THE EXERCISE: From the entries that follow, pick out all lines holding "milliers".
══════
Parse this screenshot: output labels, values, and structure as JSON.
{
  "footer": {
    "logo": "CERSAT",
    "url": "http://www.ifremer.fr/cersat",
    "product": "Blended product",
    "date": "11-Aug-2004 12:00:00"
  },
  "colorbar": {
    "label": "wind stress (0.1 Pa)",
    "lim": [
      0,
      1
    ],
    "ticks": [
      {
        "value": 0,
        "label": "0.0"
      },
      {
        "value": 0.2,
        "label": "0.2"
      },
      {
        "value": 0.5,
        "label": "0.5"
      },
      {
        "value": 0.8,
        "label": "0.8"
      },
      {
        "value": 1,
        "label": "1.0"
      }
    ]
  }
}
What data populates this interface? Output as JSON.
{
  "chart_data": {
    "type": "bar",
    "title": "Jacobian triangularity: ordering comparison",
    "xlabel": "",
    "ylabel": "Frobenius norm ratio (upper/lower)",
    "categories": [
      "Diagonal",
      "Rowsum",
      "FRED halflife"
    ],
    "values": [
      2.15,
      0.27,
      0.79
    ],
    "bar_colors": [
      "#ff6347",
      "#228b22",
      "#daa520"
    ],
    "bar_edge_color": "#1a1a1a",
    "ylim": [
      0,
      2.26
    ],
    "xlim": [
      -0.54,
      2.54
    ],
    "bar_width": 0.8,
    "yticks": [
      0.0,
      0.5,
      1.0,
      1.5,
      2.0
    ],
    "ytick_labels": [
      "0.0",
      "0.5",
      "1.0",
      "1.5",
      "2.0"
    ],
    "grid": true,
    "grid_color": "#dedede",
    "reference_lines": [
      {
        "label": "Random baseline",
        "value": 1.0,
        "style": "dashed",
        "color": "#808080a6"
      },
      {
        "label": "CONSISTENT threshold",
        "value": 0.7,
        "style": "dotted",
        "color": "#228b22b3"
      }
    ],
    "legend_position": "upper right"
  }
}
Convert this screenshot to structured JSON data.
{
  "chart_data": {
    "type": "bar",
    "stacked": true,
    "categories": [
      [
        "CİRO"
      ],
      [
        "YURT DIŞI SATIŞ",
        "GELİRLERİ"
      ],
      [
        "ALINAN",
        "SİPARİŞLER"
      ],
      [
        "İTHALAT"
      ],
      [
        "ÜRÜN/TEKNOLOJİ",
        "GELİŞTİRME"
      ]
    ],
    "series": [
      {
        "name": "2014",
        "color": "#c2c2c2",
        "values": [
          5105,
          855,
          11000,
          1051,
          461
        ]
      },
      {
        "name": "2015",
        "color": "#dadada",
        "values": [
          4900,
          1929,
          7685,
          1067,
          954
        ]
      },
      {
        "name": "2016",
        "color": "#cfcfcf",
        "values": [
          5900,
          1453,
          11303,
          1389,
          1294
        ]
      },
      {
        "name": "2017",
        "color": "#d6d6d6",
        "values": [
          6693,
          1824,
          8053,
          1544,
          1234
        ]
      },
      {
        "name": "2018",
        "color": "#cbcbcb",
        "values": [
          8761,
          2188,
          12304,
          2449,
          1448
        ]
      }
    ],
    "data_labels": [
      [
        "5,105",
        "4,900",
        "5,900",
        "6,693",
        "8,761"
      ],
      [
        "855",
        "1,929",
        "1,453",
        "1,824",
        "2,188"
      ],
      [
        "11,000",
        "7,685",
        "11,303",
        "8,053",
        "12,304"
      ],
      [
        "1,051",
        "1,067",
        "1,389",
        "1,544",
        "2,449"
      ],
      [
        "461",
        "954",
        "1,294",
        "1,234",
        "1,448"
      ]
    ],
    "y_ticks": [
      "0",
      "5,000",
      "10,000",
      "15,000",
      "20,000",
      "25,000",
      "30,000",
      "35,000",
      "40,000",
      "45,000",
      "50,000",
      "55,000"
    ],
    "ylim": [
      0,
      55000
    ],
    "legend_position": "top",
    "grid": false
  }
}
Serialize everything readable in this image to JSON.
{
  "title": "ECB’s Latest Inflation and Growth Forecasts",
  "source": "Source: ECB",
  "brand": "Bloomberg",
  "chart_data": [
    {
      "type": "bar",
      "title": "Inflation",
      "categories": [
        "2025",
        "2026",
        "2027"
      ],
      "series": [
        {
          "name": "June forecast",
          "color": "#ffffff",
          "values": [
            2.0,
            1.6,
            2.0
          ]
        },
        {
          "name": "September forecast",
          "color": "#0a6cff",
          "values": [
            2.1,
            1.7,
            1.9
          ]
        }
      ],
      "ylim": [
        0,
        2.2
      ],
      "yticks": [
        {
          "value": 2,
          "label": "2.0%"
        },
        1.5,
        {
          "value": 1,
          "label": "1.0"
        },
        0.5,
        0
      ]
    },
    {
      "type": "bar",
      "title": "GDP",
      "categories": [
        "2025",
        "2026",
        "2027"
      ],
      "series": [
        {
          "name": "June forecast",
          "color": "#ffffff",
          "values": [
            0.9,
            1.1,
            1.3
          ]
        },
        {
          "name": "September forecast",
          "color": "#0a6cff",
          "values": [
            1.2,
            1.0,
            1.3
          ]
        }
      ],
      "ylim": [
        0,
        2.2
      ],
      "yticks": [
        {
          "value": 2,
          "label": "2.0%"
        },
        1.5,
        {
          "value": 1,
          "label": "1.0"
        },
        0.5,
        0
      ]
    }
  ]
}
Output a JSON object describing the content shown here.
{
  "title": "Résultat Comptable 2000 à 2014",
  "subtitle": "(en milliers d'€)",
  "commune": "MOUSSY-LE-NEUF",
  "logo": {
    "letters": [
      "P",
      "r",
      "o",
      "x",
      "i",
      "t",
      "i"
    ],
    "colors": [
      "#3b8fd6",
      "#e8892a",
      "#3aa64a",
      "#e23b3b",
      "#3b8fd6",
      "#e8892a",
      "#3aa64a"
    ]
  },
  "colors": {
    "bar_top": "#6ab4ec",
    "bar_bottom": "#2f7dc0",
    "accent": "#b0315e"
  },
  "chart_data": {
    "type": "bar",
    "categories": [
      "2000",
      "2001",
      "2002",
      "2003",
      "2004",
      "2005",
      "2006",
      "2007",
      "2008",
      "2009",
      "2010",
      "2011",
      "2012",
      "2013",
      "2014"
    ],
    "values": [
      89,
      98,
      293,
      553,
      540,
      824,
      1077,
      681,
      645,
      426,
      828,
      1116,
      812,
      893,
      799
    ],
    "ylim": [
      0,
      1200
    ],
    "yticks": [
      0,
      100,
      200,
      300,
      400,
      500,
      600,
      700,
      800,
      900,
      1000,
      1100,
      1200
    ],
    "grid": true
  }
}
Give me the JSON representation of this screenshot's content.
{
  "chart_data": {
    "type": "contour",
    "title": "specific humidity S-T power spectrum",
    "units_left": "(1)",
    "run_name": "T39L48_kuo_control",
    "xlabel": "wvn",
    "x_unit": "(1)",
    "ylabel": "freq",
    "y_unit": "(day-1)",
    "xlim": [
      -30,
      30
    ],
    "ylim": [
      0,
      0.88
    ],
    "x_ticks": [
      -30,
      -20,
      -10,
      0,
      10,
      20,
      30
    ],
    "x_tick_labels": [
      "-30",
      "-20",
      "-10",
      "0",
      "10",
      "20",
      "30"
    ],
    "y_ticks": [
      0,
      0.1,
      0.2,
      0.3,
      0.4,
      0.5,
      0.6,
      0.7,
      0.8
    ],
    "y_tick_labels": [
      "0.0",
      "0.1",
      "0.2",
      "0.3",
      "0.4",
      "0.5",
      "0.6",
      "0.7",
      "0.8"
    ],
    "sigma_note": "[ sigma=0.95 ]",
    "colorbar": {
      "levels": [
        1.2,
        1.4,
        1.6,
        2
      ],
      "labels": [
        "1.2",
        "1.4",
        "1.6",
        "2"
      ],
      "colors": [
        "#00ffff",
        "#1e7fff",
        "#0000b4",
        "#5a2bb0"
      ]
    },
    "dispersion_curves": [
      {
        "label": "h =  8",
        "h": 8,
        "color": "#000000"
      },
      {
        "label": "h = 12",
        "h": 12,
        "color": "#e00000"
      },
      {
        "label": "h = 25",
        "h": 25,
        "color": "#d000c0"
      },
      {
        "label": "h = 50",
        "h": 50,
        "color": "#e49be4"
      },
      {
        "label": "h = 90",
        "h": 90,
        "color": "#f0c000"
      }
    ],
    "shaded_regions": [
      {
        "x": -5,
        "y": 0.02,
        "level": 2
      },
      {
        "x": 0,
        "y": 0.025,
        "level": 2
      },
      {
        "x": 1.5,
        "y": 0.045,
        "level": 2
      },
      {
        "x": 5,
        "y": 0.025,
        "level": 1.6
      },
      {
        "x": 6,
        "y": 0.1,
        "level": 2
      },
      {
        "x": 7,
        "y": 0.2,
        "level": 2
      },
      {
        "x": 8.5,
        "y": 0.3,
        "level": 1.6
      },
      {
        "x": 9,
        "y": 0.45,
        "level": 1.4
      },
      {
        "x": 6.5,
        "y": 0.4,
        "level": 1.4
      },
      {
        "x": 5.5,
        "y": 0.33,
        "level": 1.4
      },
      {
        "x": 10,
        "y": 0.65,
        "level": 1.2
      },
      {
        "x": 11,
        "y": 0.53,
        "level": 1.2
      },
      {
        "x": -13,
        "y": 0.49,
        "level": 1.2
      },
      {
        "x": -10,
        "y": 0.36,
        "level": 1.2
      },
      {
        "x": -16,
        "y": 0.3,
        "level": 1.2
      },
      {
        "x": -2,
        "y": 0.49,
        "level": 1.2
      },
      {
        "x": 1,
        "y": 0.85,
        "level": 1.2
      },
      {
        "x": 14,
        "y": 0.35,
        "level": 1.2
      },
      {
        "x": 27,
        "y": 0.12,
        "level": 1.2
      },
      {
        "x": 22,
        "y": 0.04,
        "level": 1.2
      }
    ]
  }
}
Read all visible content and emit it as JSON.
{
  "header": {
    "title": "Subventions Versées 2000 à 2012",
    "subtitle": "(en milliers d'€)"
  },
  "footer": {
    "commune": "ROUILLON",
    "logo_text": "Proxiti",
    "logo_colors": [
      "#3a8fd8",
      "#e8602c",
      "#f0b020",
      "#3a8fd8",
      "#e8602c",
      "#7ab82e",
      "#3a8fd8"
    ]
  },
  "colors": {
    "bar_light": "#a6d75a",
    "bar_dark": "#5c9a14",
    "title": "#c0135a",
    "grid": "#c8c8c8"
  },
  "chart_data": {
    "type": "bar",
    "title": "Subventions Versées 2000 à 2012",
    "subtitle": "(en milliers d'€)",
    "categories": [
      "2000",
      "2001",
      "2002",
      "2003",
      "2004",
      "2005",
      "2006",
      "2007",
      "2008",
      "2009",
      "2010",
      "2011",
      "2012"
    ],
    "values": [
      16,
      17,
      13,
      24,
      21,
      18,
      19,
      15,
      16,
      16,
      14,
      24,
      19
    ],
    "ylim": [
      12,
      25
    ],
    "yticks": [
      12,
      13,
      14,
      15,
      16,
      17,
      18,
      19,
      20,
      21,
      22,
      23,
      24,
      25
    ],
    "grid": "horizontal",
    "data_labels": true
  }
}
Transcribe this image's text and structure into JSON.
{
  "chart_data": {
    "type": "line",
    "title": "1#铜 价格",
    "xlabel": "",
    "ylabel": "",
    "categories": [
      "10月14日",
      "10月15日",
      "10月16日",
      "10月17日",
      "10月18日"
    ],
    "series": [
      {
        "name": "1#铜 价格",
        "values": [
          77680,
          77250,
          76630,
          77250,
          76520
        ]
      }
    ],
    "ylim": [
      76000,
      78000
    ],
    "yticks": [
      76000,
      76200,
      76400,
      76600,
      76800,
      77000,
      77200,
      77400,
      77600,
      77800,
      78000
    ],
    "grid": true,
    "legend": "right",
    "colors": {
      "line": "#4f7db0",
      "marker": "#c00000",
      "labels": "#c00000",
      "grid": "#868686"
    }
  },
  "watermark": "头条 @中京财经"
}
══════
COMPLETE OUTPUT:
  "subtitle": "(en milliers d'€)",
    "subtitle": "(en milliers d'€)"
    "subtitle": "(en milliers d'€)",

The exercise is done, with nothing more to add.